## Request
Take from the listing each line that has the string "name".

## Information shown
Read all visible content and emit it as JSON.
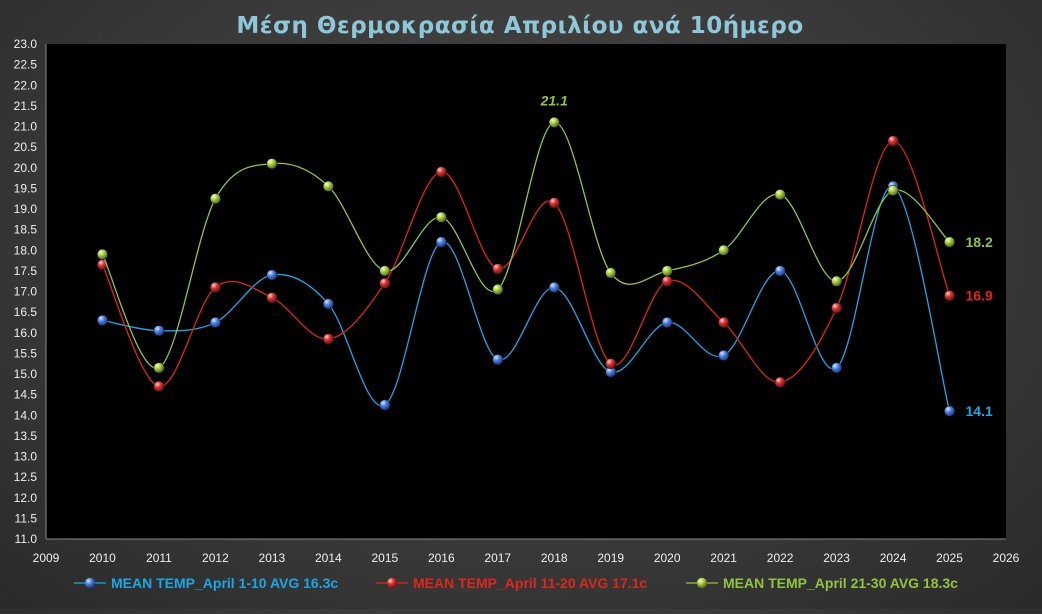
{
  "chart_data": {
    "type": "line",
    "title": "Μέση Θερμοκρασία Απριλίου ανά 10ήμερο",
    "xlabel": "",
    "ylabel": "",
    "xlim": [
      2009,
      2026
    ],
    "ylim": [
      11.0,
      23.0
    ],
    "x_ticks": [
      "2009",
      "2010",
      "2011",
      "2012",
      "2013",
      "2014",
      "2015",
      "2016",
      "2017",
      "2018",
      "2019",
      "2020",
      "2021",
      "2022",
      "2023",
      "2024",
      "2025",
      "2026"
    ],
    "y_ticks": [
      "11.0",
      "11.5",
      "12.0",
      "12.5",
      "13.0",
      "13.5",
      "14.0",
      "14.5",
      "15.0",
      "15.5",
      "16.0",
      "16.5",
      "17.0",
      "17.5",
      "18.0",
      "18.5",
      "19.0",
      "19.5",
      "20.0",
      "20.5",
      "21.0",
      "21.5",
      "22.0",
      "22.5",
      "23.0"
    ],
    "x": [
      2010,
      2011,
      2012,
      2013,
      2014,
      2015,
      2016,
      2017,
      2018,
      2019,
      2020,
      2021,
      2022,
      2023,
      2024,
      2025
    ],
    "grid": false,
    "legend_position": "bottom",
    "series": [
      {
        "name": "MEAN TEMP_April 1-10 AVG 16.3c",
        "color": "#1aa7e8",
        "marker_color": "#3d6fd6",
        "values": [
          16.3,
          16.05,
          16.25,
          17.4,
          16.7,
          14.25,
          18.2,
          15.35,
          17.1,
          15.05,
          16.25,
          15.45,
          17.5,
          15.15,
          19.55,
          14.1
        ],
        "end_label": "14.1"
      },
      {
        "name": "MEAN TEMP_April 11-20 AVG 17.1c",
        "color": "#e0251b",
        "marker_color": "#d42a2a",
        "values": [
          17.65,
          14.7,
          17.1,
          16.85,
          15.85,
          17.2,
          19.9,
          17.55,
          19.15,
          15.25,
          17.25,
          16.25,
          14.8,
          16.6,
          20.65,
          16.9
        ],
        "end_label": "16.9"
      },
      {
        "name": "MEAN TEMP_April 21-30 AVG 18.3c",
        "color": "#8fc63c",
        "marker_color": "#a2c93a",
        "values": [
          17.9,
          15.15,
          19.25,
          20.1,
          19.55,
          17.5,
          18.8,
          17.05,
          21.1,
          17.45,
          17.5,
          18.0,
          19.35,
          17.25,
          19.45,
          18.2
        ],
        "end_label": "18.2",
        "peak_label": "21.1"
      }
    ]
  },
  "colors": {
    "title": "#8ec8d8",
    "plot_background": "#000000",
    "axis_line": "#8a8a8a"
  }
}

## Response below
        "name": "MEAN TEMP_April 1-10 AVG 16.3c",
        "name": "MEAN TEMP_April 11-20 AVG 17.1c",
        "name": "MEAN TEMP_April 21-30 AVG 18.3c",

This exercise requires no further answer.